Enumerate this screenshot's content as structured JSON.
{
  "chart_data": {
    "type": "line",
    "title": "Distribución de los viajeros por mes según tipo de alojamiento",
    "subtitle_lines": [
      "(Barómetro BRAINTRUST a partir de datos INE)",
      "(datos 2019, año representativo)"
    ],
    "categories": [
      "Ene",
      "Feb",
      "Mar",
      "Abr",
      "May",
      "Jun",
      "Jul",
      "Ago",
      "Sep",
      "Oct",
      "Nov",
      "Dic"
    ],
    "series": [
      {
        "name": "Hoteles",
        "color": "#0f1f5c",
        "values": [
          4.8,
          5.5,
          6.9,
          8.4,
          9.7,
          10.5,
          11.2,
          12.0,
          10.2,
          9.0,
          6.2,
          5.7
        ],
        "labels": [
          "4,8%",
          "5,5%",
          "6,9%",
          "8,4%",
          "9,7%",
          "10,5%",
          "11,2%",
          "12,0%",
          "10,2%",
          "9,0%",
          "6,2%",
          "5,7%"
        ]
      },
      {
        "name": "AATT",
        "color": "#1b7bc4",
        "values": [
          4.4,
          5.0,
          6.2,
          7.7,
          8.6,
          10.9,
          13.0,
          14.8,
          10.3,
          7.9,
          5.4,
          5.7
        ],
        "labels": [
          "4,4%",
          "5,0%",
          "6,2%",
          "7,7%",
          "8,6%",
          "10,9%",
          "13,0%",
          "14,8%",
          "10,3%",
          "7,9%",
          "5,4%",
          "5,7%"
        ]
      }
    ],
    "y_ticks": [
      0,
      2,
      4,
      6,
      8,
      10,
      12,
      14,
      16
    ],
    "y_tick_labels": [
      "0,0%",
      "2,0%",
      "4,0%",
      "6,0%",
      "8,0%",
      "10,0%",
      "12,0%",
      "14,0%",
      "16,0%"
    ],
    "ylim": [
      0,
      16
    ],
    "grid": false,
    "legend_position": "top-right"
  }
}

...

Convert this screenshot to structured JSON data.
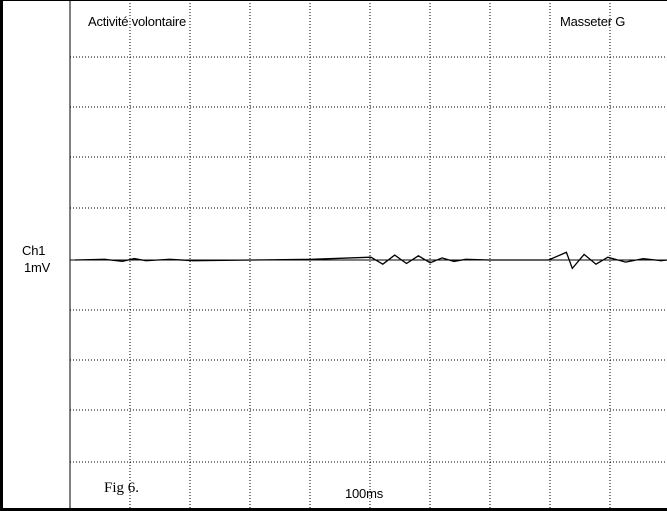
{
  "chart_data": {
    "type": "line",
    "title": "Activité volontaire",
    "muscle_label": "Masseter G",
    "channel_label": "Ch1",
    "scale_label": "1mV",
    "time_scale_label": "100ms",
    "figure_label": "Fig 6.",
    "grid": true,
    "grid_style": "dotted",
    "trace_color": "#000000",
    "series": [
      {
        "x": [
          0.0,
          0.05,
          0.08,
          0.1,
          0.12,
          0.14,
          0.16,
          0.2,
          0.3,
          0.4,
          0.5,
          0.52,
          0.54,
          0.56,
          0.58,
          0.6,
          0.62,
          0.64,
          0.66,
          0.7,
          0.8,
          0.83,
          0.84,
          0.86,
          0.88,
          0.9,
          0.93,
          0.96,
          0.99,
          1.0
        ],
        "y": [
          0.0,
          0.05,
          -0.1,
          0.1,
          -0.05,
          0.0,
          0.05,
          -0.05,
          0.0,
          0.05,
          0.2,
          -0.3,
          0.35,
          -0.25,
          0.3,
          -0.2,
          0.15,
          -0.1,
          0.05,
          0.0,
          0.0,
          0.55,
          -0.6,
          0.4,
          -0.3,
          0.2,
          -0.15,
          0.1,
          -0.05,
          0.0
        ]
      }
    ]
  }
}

* * *

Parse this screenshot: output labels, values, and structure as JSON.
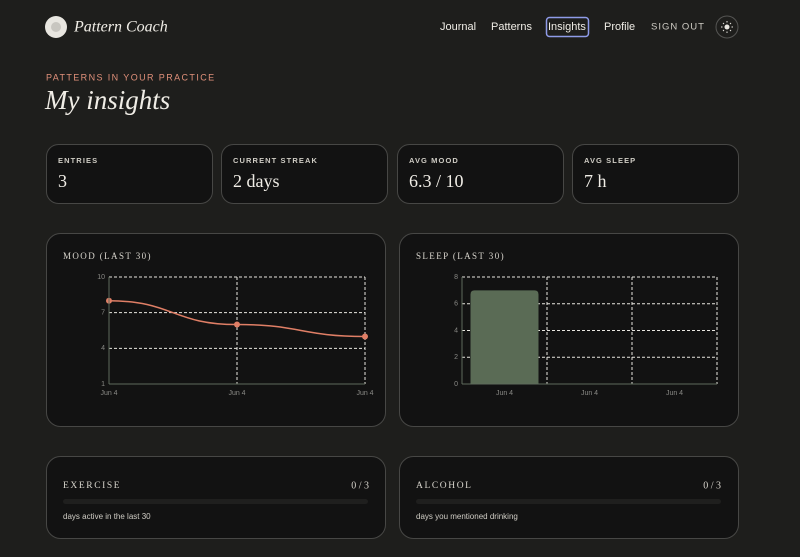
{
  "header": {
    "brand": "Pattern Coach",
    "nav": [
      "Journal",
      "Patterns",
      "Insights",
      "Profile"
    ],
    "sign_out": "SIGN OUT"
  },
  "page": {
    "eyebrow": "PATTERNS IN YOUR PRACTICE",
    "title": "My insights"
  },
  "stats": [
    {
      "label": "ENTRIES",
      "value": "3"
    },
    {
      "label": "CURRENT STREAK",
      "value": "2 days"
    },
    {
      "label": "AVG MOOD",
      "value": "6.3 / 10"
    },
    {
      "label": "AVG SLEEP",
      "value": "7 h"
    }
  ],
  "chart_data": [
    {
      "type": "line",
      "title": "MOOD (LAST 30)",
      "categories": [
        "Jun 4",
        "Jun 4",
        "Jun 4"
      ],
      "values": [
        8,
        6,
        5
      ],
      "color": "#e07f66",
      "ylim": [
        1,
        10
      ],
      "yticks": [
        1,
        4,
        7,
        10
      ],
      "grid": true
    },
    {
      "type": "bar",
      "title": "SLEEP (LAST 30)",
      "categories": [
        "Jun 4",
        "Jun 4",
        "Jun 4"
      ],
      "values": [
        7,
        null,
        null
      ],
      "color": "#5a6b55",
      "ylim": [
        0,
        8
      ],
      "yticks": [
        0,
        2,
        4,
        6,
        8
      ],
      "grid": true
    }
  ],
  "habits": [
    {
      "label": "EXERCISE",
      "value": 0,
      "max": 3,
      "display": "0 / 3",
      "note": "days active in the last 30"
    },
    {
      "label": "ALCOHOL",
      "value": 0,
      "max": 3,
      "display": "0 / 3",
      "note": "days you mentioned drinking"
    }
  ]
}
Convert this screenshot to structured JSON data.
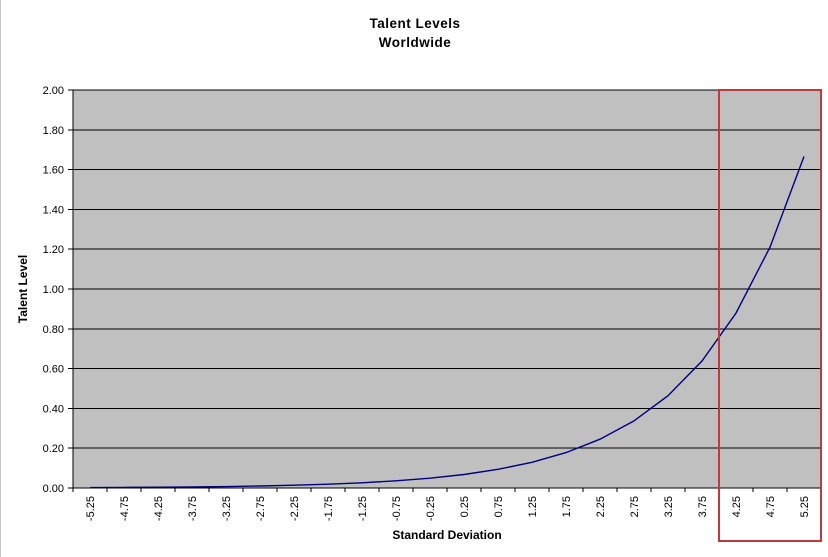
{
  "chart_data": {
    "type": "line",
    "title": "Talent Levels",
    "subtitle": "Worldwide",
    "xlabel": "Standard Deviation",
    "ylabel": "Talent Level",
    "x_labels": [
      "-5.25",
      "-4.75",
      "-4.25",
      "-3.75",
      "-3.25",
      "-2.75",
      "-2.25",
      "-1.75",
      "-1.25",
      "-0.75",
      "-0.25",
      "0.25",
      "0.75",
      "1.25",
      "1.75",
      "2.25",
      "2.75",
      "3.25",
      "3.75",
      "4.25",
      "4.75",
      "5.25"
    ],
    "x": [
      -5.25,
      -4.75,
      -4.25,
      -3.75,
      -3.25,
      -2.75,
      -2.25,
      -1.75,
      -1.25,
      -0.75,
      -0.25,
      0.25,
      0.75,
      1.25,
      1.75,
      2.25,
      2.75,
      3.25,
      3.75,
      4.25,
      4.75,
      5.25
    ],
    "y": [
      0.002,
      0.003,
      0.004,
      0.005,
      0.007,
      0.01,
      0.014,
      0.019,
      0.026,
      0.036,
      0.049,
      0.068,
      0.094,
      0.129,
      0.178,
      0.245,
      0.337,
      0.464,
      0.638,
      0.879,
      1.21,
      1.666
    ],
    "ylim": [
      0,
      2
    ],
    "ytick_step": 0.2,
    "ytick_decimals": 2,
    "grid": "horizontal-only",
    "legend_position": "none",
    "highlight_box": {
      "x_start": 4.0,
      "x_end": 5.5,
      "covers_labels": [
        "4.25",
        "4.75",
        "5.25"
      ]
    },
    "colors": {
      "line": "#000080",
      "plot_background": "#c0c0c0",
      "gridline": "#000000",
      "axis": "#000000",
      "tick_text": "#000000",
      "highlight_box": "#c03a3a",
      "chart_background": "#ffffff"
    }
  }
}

_Task objective_: Show all lines above holding "screenshot".

_Solution for this exercise_:
Enumerate this screenshot's content as structured JSON.
Convert this screenshot to structured JSON data.
Parse this screenshot: output labels, values, and structure as JSON.
Convert this screenshot to structured JSON data.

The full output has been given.